Reproduce every item below verbatim, one line per item, in the order given.

________________

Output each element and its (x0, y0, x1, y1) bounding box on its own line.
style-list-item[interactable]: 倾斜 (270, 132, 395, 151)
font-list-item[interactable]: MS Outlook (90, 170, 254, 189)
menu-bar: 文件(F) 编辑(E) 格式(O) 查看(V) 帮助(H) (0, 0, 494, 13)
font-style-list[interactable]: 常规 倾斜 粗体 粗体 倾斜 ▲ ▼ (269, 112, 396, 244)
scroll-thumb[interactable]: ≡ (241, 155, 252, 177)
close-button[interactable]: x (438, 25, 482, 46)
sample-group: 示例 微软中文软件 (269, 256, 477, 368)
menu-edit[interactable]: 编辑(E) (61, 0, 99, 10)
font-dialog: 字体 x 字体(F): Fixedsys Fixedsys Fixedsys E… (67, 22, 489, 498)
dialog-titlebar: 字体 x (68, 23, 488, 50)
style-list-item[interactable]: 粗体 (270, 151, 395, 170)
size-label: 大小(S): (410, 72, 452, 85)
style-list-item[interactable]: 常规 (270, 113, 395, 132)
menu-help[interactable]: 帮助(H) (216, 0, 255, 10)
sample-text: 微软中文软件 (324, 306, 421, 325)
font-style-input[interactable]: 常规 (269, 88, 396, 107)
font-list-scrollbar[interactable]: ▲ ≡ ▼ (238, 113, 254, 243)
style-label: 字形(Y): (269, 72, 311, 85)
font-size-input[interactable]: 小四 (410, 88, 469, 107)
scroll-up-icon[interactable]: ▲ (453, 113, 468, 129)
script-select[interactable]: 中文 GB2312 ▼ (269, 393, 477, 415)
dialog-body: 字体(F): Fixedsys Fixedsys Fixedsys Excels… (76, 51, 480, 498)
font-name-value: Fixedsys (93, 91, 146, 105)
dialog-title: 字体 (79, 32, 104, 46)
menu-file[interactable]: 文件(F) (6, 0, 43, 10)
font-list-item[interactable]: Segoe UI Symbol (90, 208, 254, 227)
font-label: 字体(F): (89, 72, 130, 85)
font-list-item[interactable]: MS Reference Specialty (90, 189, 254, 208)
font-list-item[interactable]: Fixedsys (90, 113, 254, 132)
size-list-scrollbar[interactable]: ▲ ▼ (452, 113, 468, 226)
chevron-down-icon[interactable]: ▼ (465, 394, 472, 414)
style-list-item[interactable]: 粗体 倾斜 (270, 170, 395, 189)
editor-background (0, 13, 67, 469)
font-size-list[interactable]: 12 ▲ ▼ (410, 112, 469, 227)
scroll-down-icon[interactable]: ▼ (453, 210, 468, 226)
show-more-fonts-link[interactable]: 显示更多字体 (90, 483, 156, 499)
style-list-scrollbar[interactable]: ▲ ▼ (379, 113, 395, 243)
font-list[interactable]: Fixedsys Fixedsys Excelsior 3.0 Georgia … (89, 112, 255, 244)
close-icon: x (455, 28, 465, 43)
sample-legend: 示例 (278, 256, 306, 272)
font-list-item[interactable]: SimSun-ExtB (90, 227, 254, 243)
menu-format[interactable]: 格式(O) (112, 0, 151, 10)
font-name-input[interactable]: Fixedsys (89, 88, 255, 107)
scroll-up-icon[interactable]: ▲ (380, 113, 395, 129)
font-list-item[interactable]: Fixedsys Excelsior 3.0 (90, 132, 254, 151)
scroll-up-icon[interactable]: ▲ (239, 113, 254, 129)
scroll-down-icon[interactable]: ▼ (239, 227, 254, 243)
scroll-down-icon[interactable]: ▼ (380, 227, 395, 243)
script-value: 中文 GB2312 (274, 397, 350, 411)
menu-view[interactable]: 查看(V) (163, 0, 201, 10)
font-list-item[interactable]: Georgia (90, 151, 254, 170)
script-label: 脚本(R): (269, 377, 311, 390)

________________

▶ [Exercise result]
Output each element and its (x0, y0, x1, y1) bounding box on its own line.
style-list-item[interactable]: 倾斜 (270, 132, 395, 151)
font-list-item[interactable]: MS Outlook (90, 170, 254, 189)
menu-bar: 文件(F) 编辑(E) 格式(O) 查看(V) 帮助(H) (0, 0, 494, 13)
font-style-list[interactable]: 常规 倾斜 粗体 粗体 倾斜 ▲ ▼ (269, 112, 396, 244)
scroll-thumb[interactable]: ≡ (241, 155, 252, 177)
close-button[interactable]: x (438, 25, 482, 46)
sample-group: 示例 微软中文软件 (269, 256, 477, 368)
menu-edit[interactable]: 编辑(E) (61, 0, 99, 10)
font-dialog: 字体 x 字体(F): Fixedsys Fixedsys Fixedsys E… (67, 22, 489, 498)
dialog-titlebar: 字体 x (68, 23, 488, 50)
style-list-item[interactable]: 粗体 (270, 151, 395, 170)
size-label: 大小(S): (410, 72, 452, 85)
style-list-item[interactable]: 常规 (270, 113, 395, 132)
menu-help[interactable]: 帮助(H) (216, 0, 255, 10)
sample-text: 微软中文软件 (324, 306, 421, 325)
font-style-input[interactable]: 常规 (269, 88, 396, 107)
font-list-scrollbar[interactable]: ▲ ≡ ▼ (238, 113, 254, 243)
style-label: 字形(Y): (269, 72, 311, 85)
font-size-input[interactable]: 小四 (410, 88, 469, 107)
scroll-up-icon[interactable]: ▲ (453, 113, 468, 129)
script-select[interactable]: 中文 GB2312 ▼ (269, 393, 477, 415)
dialog-body: 字体(F): Fixedsys Fixedsys Fixedsys Excels… (76, 51, 480, 498)
font-name-value: Fixedsys (93, 91, 146, 105)
dialog-title: 字体 (79, 32, 104, 46)
menu-file[interactable]: 文件(F) (6, 0, 43, 10)
font-list-item[interactable]: Segoe UI Symbol (90, 208, 254, 227)
font-label: 字体(F): (89, 72, 130, 85)
font-list-item[interactable]: MS Reference Specialty (90, 189, 254, 208)
font-list-item[interactable]: Fixedsys (90, 113, 254, 132)
size-list-scrollbar[interactable]: ▲ ▼ (452, 113, 468, 226)
chevron-down-icon[interactable]: ▼ (465, 394, 472, 414)
style-list-item[interactable]: 粗体 倾斜 (270, 170, 395, 189)
editor-background (0, 13, 67, 469)
font-size-list[interactable]: 12 ▲ ▼ (410, 112, 469, 227)
scroll-down-icon[interactable]: ▼ (453, 210, 468, 226)
show-more-fonts-link[interactable]: 显示更多字体 (90, 483, 156, 499)
style-list-scrollbar[interactable]: ▲ ▼ (379, 113, 395, 243)
font-list[interactable]: Fixedsys Fixedsys Excelsior 3.0 Georgia … (89, 112, 255, 244)
close-icon: x (455, 28, 465, 43)
sample-legend: 示例 (278, 256, 306, 272)
font-list-item[interactable]: SimSun-ExtB (90, 227, 254, 243)
menu-format[interactable]: 格式(O) (112, 0, 151, 10)
font-name-input[interactable]: Fixedsys (89, 88, 255, 107)
scroll-up-icon[interactable]: ▲ (380, 113, 395, 129)
font-list-item[interactable]: Fixedsys Excelsior 3.0 (90, 132, 254, 151)
scroll-up-icon[interactable]: ▲ (239, 113, 254, 129)
scroll-down-icon[interactable]: ▼ (239, 227, 254, 243)
scroll-down-icon[interactable]: ▼ (380, 227, 395, 243)
script-value: 中文 GB2312 (274, 397, 350, 411)
menu-view[interactable]: 查看(V) (163, 0, 201, 10)
font-list-item[interactable]: Georgia (90, 151, 254, 170)
script-label: 脚本(R): (269, 377, 311, 390)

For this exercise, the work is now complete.